== What to produce ==
Find how many lines in the material hold the word "Search", then state that number and nothing more.

● ● ●

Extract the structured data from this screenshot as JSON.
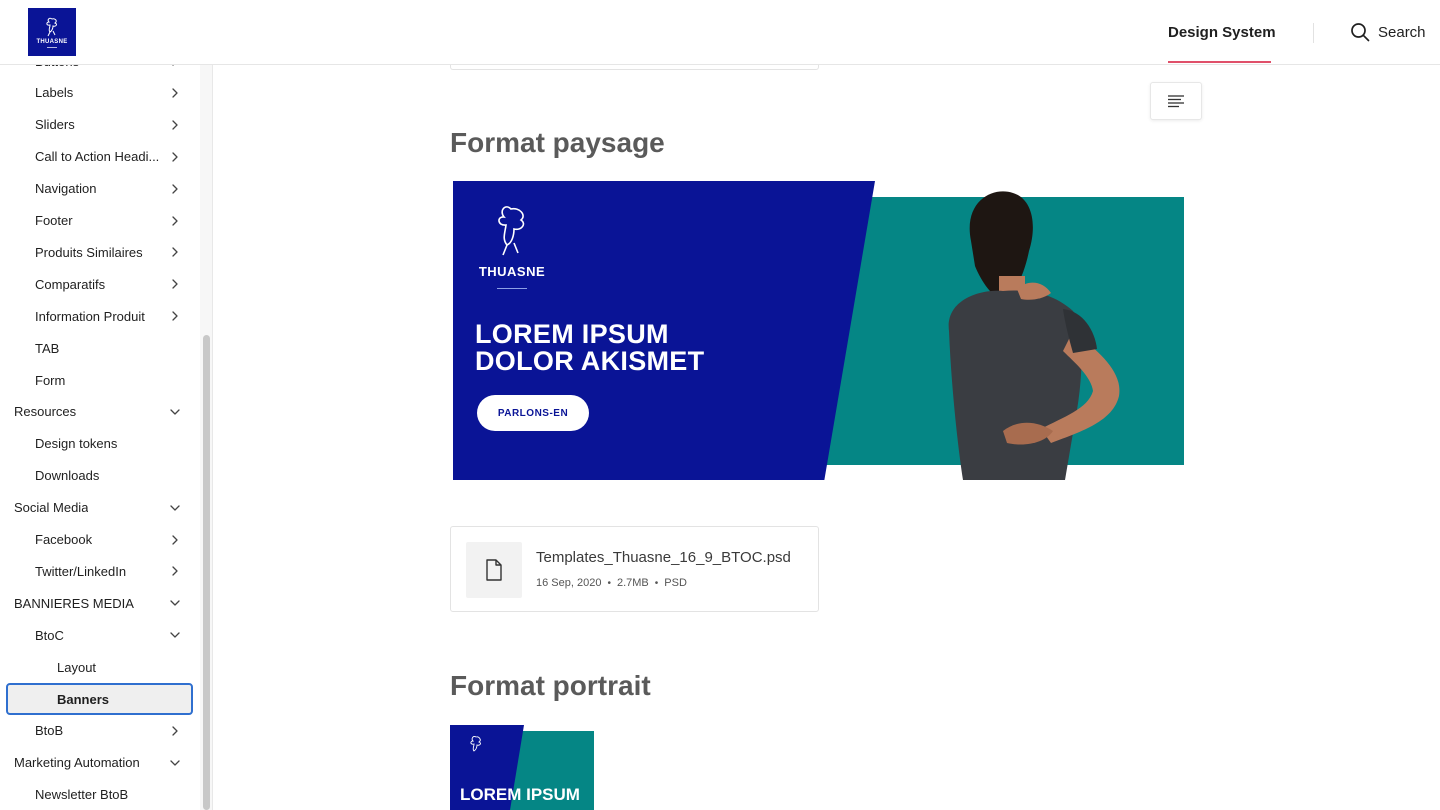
{
  "header": {
    "logo_text": "THUASNE",
    "nav_tab": "Design System",
    "search_label": "Search"
  },
  "sidebar": {
    "items": [
      {
        "label": "Buttons",
        "level": 1,
        "chevron": "right"
      },
      {
        "label": "Labels",
        "level": 1,
        "chevron": "right"
      },
      {
        "label": "Sliders",
        "level": 1,
        "chevron": "right"
      },
      {
        "label": "Call to Action Headi...",
        "level": 1,
        "chevron": "right"
      },
      {
        "label": "Navigation",
        "level": 1,
        "chevron": "right"
      },
      {
        "label": "Footer",
        "level": 1,
        "chevron": "right"
      },
      {
        "label": "Produits Similaires",
        "level": 1,
        "chevron": "right"
      },
      {
        "label": "Comparatifs",
        "level": 1,
        "chevron": "right"
      },
      {
        "label": "Information Produit",
        "level": 1,
        "chevron": "right"
      },
      {
        "label": "TAB",
        "level": 1,
        "chevron": "none"
      },
      {
        "label": "Form",
        "level": 1,
        "chevron": "none"
      },
      {
        "label": "Resources",
        "level": 0,
        "chevron": "down"
      },
      {
        "label": "Design tokens",
        "level": 1,
        "chevron": "none"
      },
      {
        "label": "Downloads",
        "level": 1,
        "chevron": "none"
      },
      {
        "label": "Social Media",
        "level": 0,
        "chevron": "down"
      },
      {
        "label": "Facebook",
        "level": 1,
        "chevron": "right"
      },
      {
        "label": "Twitter/LinkedIn",
        "level": 1,
        "chevron": "right"
      },
      {
        "label": "BANNIERES MEDIA",
        "level": 0,
        "chevron": "down"
      },
      {
        "label": "BtoC",
        "level": 1,
        "chevron": "down"
      },
      {
        "label": "Layout",
        "level": 2,
        "chevron": "none"
      },
      {
        "label": "Banners",
        "level": 2,
        "chevron": "none",
        "active": true
      },
      {
        "label": "BtoB",
        "level": 1,
        "chevron": "right"
      },
      {
        "label": "Marketing Automation",
        "level": 0,
        "chevron": "down"
      },
      {
        "label": "Newsletter BtoB",
        "level": 1,
        "chevron": "none"
      }
    ]
  },
  "main": {
    "section_landscape_title": "Format paysage",
    "section_portrait_title": "Format portrait",
    "banner": {
      "logo_text": "THUASNE",
      "headline_line1": "LOREM IPSUM",
      "headline_line2": "DOLOR AKISMET",
      "cta_label": "PARLONS-EN"
    },
    "file": {
      "name": "Templates_Thuasne_16_9_BTOC.psd",
      "date": "16 Sep, 2020",
      "size": "2.7MB",
      "type": "PSD"
    },
    "portrait": {
      "headline": "LOREM IPSUM"
    }
  },
  "colors": {
    "brand_blue": "#0a1496",
    "brand_teal": "#058685",
    "nav_underline": "#e0506a",
    "active_border": "#2f6fcf"
  }
}
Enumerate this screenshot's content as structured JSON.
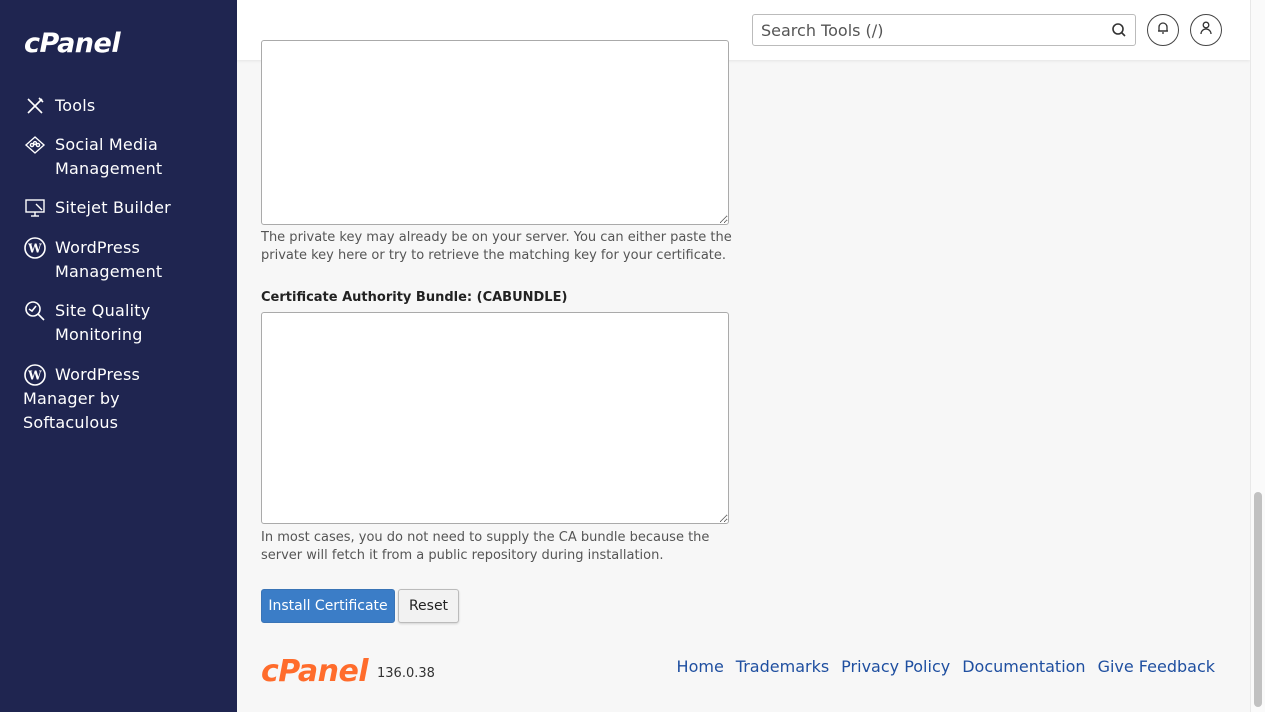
{
  "sidebar": {
    "logo": "cPanel",
    "items": [
      {
        "label": "Tools",
        "icon": "tools-icon"
      },
      {
        "label": "Social Media Management",
        "icon": "social-media-icon"
      },
      {
        "label": "Sitejet Builder",
        "icon": "sitejet-icon"
      },
      {
        "label": "WordPress Management",
        "icon": "wordpress-icon"
      },
      {
        "label": "Site Quality Monitoring",
        "icon": "site-quality-icon"
      },
      {
        "label": "WordPress Manager by Softaculous",
        "icon": "wordpress-icon"
      }
    ]
  },
  "header": {
    "search_placeholder": "Search Tools (/)"
  },
  "form": {
    "private_key_value": "",
    "private_key_help": "The private key may already be on your server. You can either paste the private key here or try to retrieve the matching key for your certificate.",
    "cabundle_label": "Certificate Authority Bundle: (CABUNDLE)",
    "cabundle_value": "",
    "cabundle_help": "In most cases, you do not need to supply the CA bundle because the server will fetch it from a public repository during installation.",
    "install_label": "Install Certificate",
    "reset_label": "Reset"
  },
  "footer": {
    "logo": "cPanel",
    "version": "136.0.38",
    "links": [
      "Home",
      "Trademarks",
      "Privacy Policy",
      "Documentation",
      "Give Feedback"
    ]
  },
  "colors": {
    "sidebar_bg": "#1f2550",
    "primary": "#3b7dc7",
    "brand_orange": "#ff6c2c",
    "link": "#1f4fa0"
  }
}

● ● ●

== Complete response ==
2